Entries from a dataset:
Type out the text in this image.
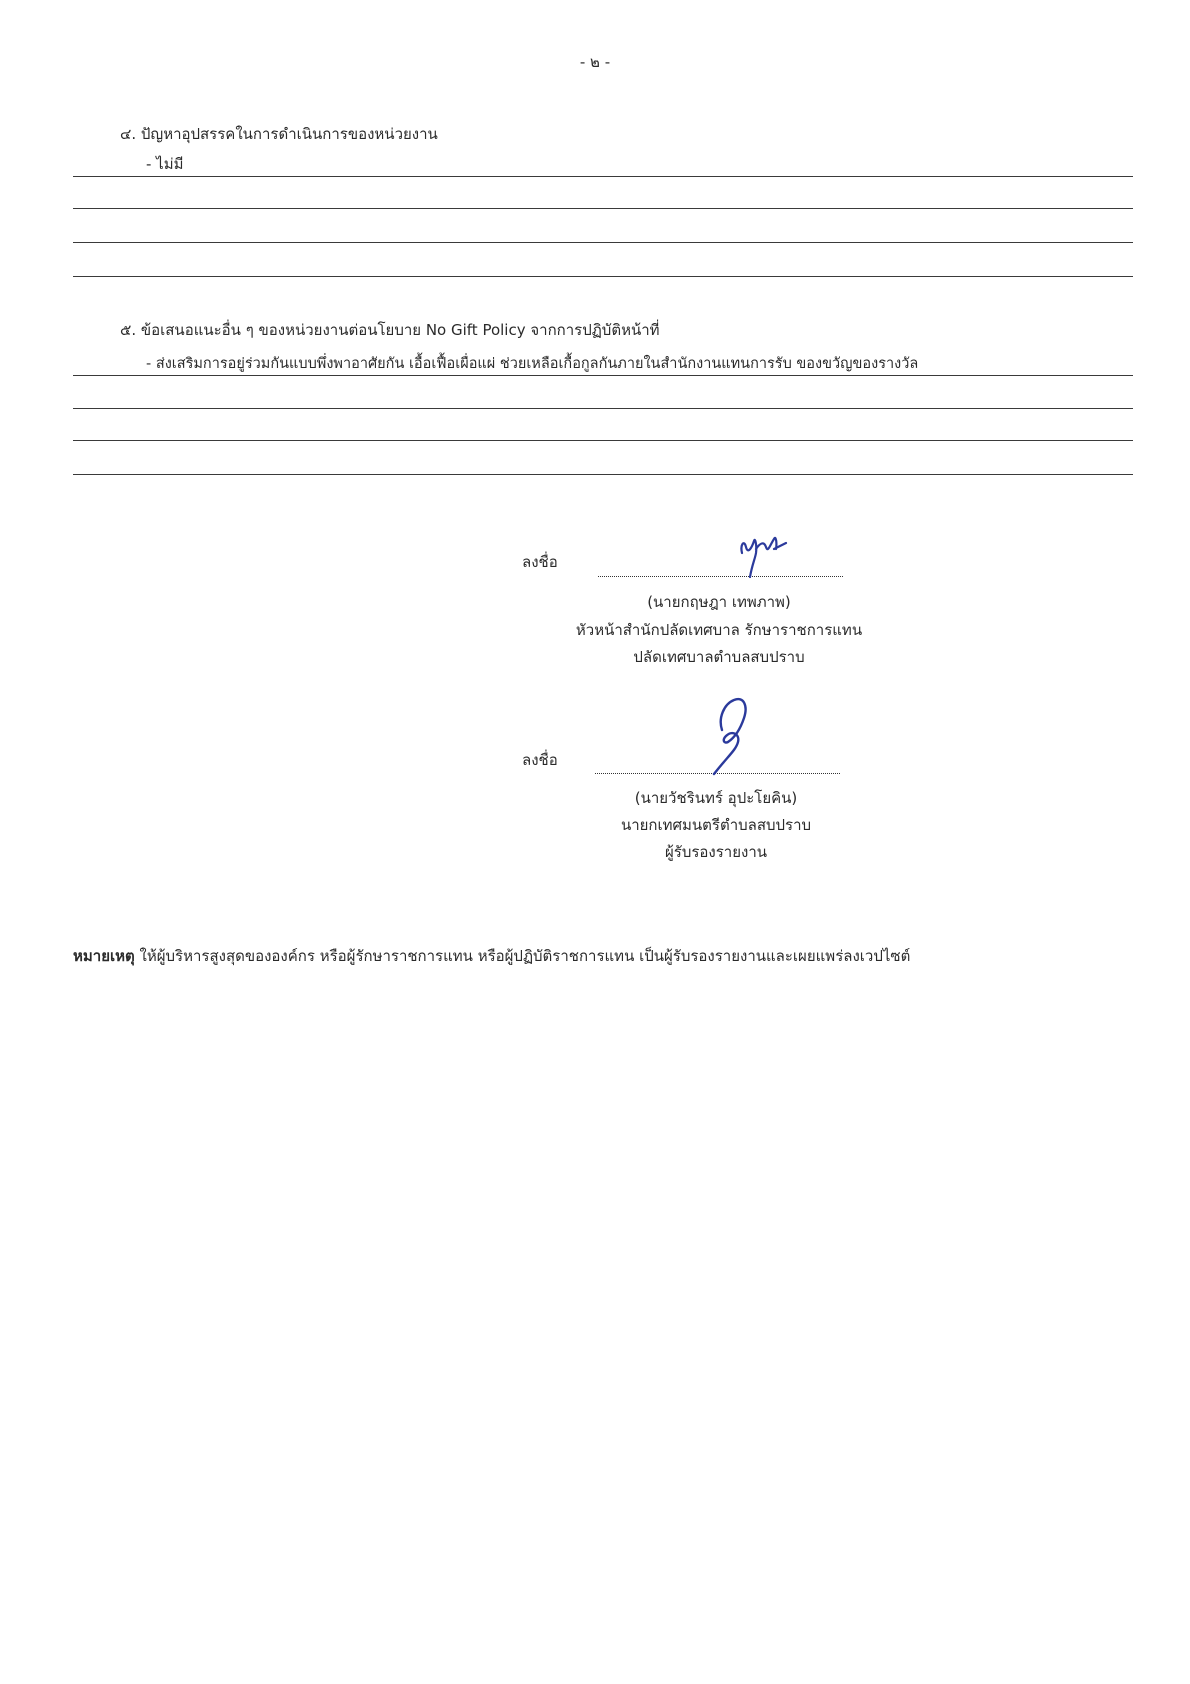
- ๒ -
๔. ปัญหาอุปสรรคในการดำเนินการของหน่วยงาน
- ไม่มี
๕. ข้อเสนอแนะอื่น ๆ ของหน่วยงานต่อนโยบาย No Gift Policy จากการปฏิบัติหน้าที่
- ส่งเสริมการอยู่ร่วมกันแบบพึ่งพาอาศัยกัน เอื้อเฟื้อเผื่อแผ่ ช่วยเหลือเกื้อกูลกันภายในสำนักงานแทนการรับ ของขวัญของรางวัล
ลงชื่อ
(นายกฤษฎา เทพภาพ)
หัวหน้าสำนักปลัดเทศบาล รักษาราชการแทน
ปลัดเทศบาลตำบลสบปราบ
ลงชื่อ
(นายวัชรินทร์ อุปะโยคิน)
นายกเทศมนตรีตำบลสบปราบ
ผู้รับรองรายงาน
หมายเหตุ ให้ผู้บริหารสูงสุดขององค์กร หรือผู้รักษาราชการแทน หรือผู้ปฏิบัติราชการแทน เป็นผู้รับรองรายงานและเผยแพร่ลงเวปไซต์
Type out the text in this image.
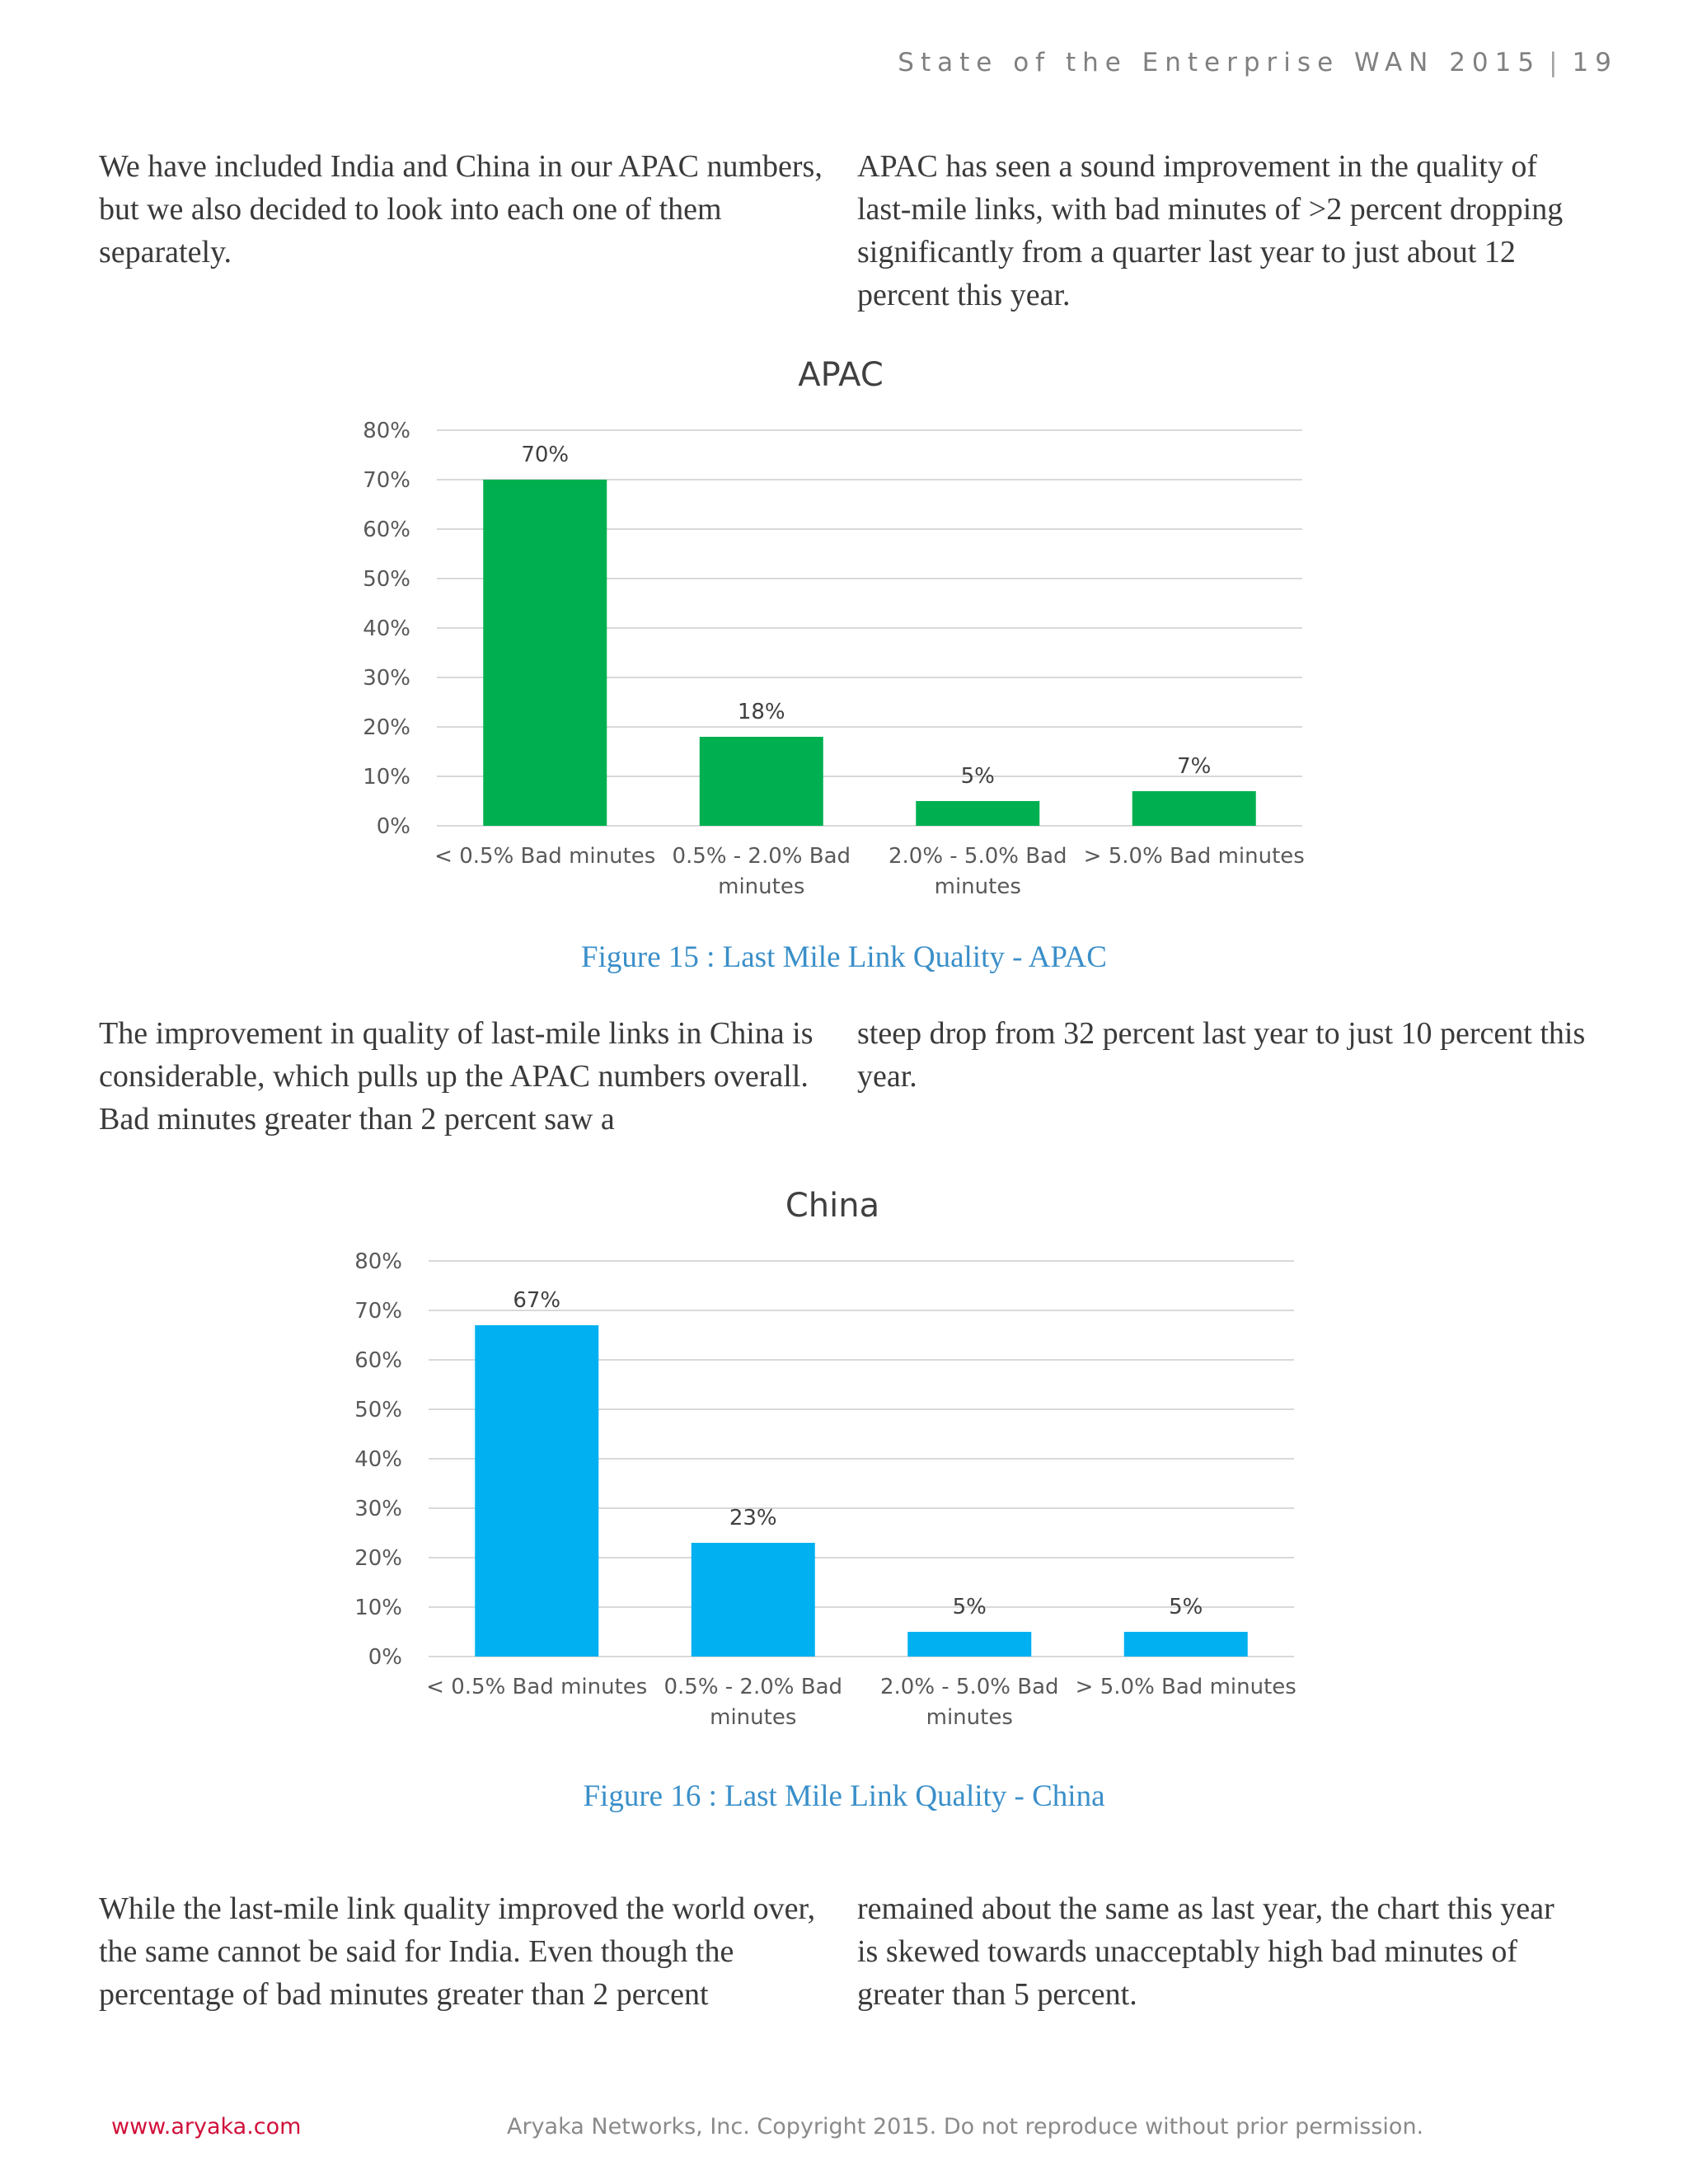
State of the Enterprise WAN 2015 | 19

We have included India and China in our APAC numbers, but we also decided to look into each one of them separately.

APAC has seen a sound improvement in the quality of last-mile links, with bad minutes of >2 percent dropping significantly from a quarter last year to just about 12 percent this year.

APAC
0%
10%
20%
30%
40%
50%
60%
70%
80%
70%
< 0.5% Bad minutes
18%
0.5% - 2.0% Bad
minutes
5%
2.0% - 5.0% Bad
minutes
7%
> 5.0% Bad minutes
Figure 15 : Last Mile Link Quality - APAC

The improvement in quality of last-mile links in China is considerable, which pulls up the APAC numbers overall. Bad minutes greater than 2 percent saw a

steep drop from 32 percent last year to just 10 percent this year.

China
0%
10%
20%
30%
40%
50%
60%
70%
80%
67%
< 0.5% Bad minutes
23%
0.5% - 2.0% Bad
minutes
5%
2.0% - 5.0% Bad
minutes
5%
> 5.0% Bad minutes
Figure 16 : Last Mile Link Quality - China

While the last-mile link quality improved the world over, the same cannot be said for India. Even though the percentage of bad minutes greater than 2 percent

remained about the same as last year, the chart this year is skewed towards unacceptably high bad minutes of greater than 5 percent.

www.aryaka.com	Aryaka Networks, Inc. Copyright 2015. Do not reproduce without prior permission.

#### Exercise brief
The records above must be echoed exactly, minus their pictures.

#### Correct output
Type out the text in this image.
- ๒ -
๔. ปัญหาอุปสรรคในการดำเนินการของหน่วยงาน
- ไม่มี
๕. ข้อเสนอแนะอื่น ๆ ของหน่วยงานต่อนโยบาย No Gift Policy จากการปฏิบัติหน้าที่
- ส่งเสริมการอยู่ร่วมกันแบบพึ่งพาอาศัยกัน เอื้อเฟื้อเผื่อแผ่ ช่วยเหลือเกื้อกูลกันภายในสำนักงานแทนการรับ ของขวัญของรางวัล
ลงชื่อ
(นายกฤษฎา เทพภาพ)
หัวหน้าสำนักปลัดเทศบาล รักษาราชการแทน
ปลัดเทศบาลตำบลสบปราบ
ลงชื่อ
(นายวัชรินทร์ อุปะโยคิน)
นายกเทศมนตรีตำบลสบปราบ
ผู้รับรองรายงาน
หมายเหตุ ให้ผู้บริหารสูงสุดขององค์กร หรือผู้รักษาราชการแทน หรือผู้ปฏิบัติราชการแทน เป็นผู้รับรองรายงานและเผยแพร่ลงเวปไซต์
Type out the text in this image.
State of the Enterprise WAN 2015 | 19

We have included India and China in our APAC numbers, but we also decided to look into each one of them separately.

APAC has seen a sound improvement in the quality of last-mile links, with bad minutes of >2 percent dropping significantly from a quarter last year to just about 12 percent this year.

APAC
0%
10%
20%
30%
40%
50%
60%
70%
80%
70%
< 0.5% Bad minutes
18%
0.5% - 2.0% Bad
minutes
5%
2.0% - 5.0% Bad
minutes
7%
> 5.0% Bad minutes
Figure 15 : Last Mile Link Quality - APAC

The improvement in quality of last-mile links in China is considerable, which pulls up the APAC numbers overall. Bad minutes greater than 2 percent saw a

steep drop from 32 percent last year to just 10 percent this year.

China
0%
10%
20%
30%
40%
50%
60%
70%
80%
67%
< 0.5% Bad minutes
23%
0.5% - 2.0% Bad
minutes
5%
2.0% - 5.0% Bad
minutes
5%
> 5.0% Bad minutes
Figure 16 : Last Mile Link Quality - China

While the last-mile link quality improved the world over, the same cannot be said for India. Even though the percentage of bad minutes greater than 2 percent

remained about the same as last year, the chart this year is skewed towards unacceptably high bad minutes of greater than 5 percent.

www.aryaka.com	Aryaka Networks, Inc. Copyright 2015. Do not reproduce without prior permission.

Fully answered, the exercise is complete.